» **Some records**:
#####
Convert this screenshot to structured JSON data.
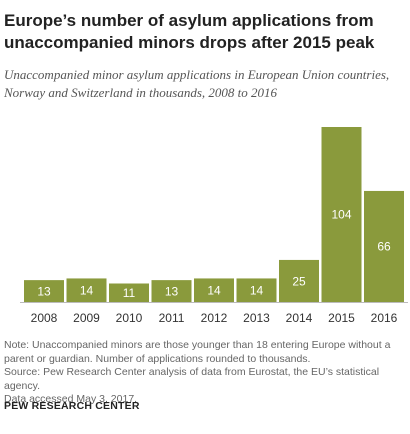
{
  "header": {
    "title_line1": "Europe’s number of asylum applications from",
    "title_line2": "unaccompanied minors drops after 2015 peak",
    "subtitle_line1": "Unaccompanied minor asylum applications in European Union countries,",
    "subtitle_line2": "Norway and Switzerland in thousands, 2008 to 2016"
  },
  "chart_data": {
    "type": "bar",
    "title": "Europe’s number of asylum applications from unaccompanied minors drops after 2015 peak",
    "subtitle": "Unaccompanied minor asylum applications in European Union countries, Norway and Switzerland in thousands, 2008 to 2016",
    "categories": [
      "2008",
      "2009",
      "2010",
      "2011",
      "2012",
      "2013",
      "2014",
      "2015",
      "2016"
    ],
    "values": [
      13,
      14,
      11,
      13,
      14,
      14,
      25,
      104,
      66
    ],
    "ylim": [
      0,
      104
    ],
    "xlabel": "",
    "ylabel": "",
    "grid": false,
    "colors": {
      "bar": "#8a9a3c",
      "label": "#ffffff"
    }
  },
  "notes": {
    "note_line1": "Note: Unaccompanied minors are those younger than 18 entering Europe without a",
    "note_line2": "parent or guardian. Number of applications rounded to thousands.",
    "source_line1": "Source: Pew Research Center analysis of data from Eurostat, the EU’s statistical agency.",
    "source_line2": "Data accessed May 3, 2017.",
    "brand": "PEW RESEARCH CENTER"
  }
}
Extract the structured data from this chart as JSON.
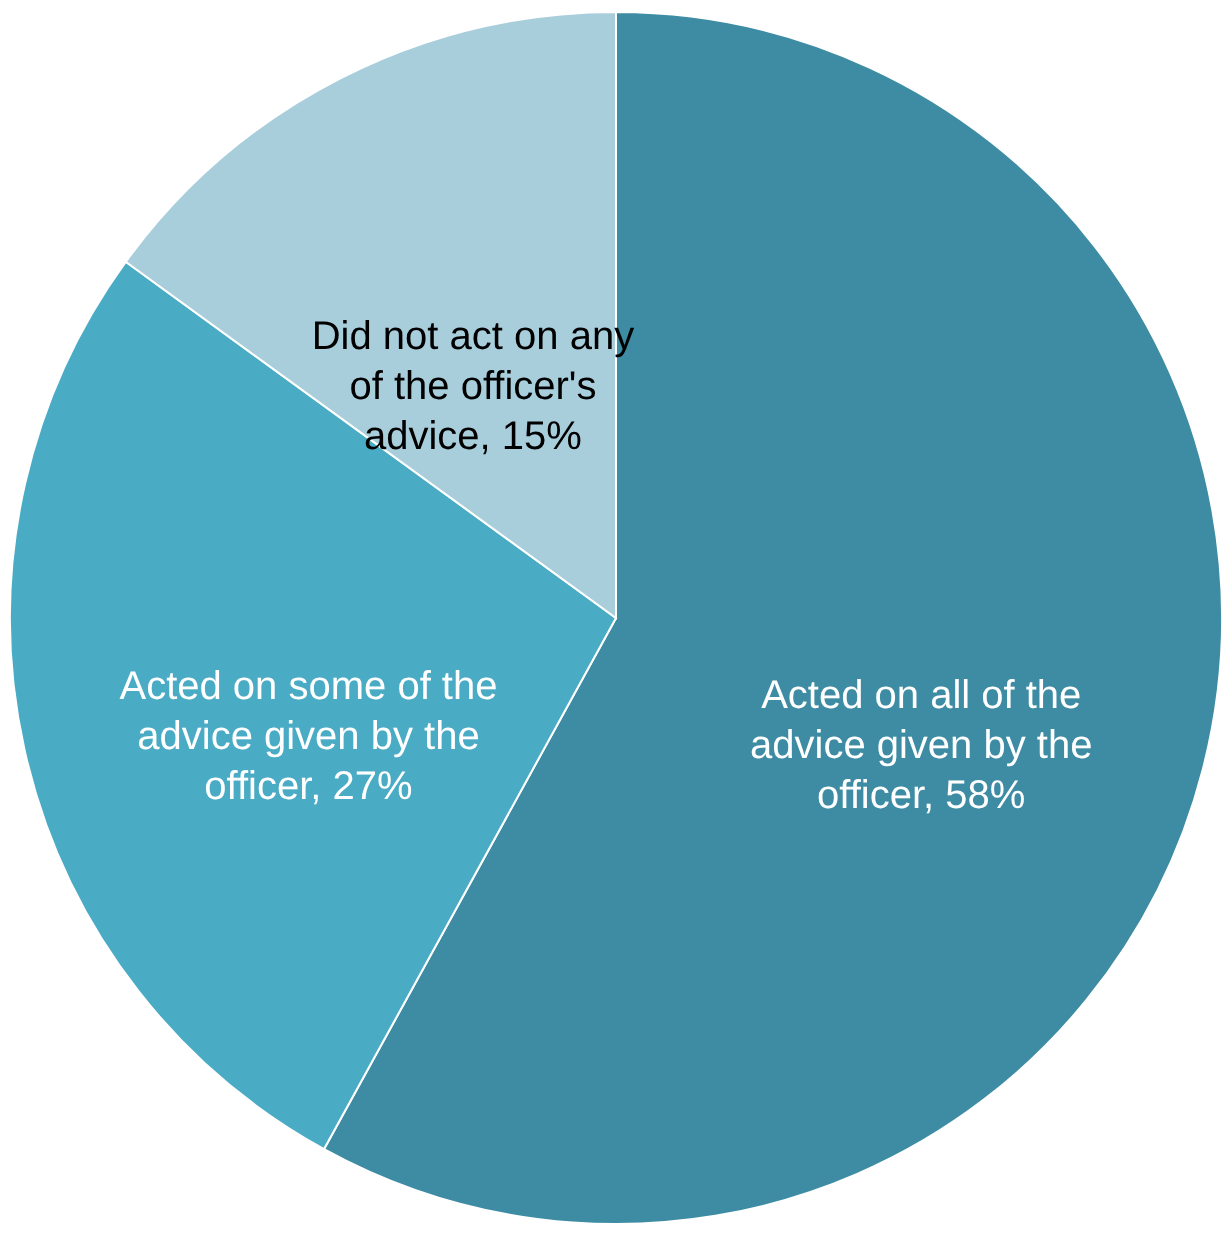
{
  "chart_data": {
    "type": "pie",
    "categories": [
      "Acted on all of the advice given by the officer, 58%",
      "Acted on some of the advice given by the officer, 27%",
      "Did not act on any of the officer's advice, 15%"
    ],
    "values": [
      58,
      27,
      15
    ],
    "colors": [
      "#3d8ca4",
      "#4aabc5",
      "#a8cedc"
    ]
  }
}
#####
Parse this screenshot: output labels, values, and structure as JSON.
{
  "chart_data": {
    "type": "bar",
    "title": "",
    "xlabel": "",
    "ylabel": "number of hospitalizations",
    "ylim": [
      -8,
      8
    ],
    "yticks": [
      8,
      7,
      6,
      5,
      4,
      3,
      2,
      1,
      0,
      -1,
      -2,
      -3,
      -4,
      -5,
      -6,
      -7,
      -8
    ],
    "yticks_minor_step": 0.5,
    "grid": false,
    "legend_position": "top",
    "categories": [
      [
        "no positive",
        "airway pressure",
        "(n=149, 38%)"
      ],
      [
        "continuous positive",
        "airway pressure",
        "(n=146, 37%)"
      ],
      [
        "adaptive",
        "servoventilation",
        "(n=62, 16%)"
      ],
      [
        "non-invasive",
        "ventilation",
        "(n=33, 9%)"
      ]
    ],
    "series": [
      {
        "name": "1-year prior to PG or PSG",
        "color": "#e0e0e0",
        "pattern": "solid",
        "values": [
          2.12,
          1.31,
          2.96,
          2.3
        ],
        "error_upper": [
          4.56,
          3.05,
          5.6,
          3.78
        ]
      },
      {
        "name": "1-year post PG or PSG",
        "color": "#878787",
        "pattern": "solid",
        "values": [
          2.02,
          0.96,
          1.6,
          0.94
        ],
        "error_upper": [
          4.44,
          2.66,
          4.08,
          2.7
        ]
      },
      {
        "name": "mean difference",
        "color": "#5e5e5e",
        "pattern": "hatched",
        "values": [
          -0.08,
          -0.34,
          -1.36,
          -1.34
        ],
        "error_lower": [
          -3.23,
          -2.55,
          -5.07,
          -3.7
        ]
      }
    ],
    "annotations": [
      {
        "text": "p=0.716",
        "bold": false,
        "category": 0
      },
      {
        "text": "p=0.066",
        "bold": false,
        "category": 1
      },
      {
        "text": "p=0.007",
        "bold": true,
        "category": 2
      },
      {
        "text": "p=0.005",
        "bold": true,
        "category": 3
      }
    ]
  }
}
#####
» **Work to be completed**: What is the number of lines above that hold the string "name"? Answer with that number alone.

» **Result below**: 3